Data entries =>
<<<<

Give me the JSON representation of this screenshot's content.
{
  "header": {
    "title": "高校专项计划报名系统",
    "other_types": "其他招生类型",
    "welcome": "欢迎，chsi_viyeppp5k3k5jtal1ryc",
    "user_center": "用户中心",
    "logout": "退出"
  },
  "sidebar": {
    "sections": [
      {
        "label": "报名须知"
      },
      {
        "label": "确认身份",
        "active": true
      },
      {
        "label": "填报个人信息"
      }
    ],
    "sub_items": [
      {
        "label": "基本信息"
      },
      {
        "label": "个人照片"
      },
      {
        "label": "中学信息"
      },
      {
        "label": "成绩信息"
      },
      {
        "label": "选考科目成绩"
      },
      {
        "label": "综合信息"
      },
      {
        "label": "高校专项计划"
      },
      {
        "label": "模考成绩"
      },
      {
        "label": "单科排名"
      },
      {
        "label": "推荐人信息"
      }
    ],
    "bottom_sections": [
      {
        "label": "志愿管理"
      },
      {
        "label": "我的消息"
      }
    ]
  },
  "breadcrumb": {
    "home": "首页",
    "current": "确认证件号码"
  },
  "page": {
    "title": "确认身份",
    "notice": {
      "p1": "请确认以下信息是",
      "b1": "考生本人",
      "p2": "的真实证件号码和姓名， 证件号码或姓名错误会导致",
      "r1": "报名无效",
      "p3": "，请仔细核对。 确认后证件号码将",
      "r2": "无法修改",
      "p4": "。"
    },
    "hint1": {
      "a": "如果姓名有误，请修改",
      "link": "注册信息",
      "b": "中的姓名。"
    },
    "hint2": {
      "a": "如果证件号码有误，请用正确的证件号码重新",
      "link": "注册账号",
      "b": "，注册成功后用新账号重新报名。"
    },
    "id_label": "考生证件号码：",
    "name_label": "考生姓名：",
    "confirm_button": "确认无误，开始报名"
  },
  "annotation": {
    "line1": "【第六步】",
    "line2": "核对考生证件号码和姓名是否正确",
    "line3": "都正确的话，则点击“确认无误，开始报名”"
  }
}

>>>>
<<<<

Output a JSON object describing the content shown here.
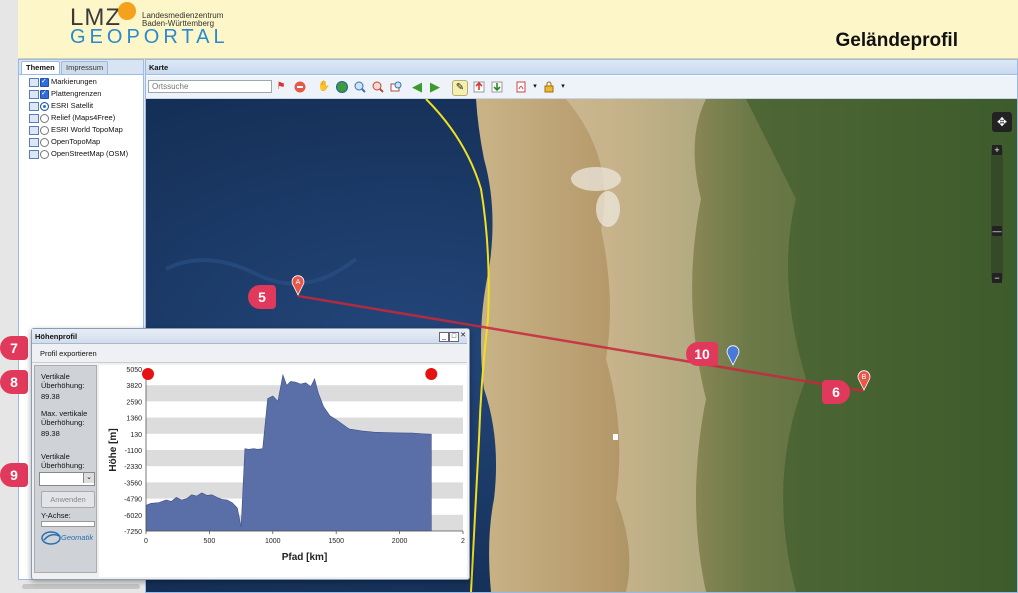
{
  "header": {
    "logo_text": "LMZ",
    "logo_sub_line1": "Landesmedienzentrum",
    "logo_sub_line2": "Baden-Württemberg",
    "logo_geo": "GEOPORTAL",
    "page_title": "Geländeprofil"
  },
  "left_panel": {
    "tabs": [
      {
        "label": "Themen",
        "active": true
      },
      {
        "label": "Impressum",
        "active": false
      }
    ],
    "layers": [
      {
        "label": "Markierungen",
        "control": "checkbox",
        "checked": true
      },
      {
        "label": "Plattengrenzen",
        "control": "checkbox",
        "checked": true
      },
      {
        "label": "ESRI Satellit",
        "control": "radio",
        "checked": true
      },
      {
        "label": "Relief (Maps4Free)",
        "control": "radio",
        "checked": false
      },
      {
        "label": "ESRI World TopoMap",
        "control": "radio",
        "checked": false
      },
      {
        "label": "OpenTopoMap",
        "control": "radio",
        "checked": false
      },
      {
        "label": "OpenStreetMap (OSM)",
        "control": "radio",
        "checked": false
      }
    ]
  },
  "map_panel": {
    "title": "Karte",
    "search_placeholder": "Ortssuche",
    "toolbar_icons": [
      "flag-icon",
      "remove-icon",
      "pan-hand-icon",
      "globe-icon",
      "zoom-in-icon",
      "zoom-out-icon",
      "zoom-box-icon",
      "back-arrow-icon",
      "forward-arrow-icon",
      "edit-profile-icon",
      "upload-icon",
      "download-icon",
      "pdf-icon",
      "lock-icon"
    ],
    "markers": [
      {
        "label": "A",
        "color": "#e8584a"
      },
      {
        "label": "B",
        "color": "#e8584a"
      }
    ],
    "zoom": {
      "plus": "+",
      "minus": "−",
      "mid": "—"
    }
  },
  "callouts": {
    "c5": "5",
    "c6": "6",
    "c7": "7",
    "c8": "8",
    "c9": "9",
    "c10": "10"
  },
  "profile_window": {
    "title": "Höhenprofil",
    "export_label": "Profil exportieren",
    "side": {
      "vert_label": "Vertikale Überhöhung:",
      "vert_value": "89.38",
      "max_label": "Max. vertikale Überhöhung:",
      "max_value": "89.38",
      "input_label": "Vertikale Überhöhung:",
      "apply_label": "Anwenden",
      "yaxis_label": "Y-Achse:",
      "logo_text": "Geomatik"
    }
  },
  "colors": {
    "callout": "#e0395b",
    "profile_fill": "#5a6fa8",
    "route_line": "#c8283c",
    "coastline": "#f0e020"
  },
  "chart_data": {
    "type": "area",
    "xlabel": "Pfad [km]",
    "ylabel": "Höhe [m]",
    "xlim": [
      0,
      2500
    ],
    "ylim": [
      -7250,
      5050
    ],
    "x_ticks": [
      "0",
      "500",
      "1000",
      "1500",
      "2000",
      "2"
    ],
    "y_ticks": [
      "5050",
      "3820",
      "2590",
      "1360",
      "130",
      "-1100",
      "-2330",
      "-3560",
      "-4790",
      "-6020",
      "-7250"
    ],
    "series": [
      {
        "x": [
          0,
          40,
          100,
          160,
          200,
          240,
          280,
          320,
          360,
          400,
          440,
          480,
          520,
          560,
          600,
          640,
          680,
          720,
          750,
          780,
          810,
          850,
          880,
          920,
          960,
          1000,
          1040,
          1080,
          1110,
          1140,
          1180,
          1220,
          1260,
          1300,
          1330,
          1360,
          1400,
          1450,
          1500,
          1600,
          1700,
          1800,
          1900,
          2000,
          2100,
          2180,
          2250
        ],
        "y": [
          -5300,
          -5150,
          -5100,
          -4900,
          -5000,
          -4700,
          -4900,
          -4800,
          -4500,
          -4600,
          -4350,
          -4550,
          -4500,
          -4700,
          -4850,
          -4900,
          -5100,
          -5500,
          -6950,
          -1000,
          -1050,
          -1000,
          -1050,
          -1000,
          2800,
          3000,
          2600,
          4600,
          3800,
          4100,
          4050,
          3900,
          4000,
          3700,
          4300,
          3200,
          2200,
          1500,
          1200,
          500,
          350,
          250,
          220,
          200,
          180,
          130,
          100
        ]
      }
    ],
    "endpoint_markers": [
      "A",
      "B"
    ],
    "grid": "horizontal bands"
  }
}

>>>>

Isolate each line of the listing above that includes "ESRI". Copy it.

Task response =>
        "label": "ESRI Satellit",
        "label": "ESRI World TopoMap",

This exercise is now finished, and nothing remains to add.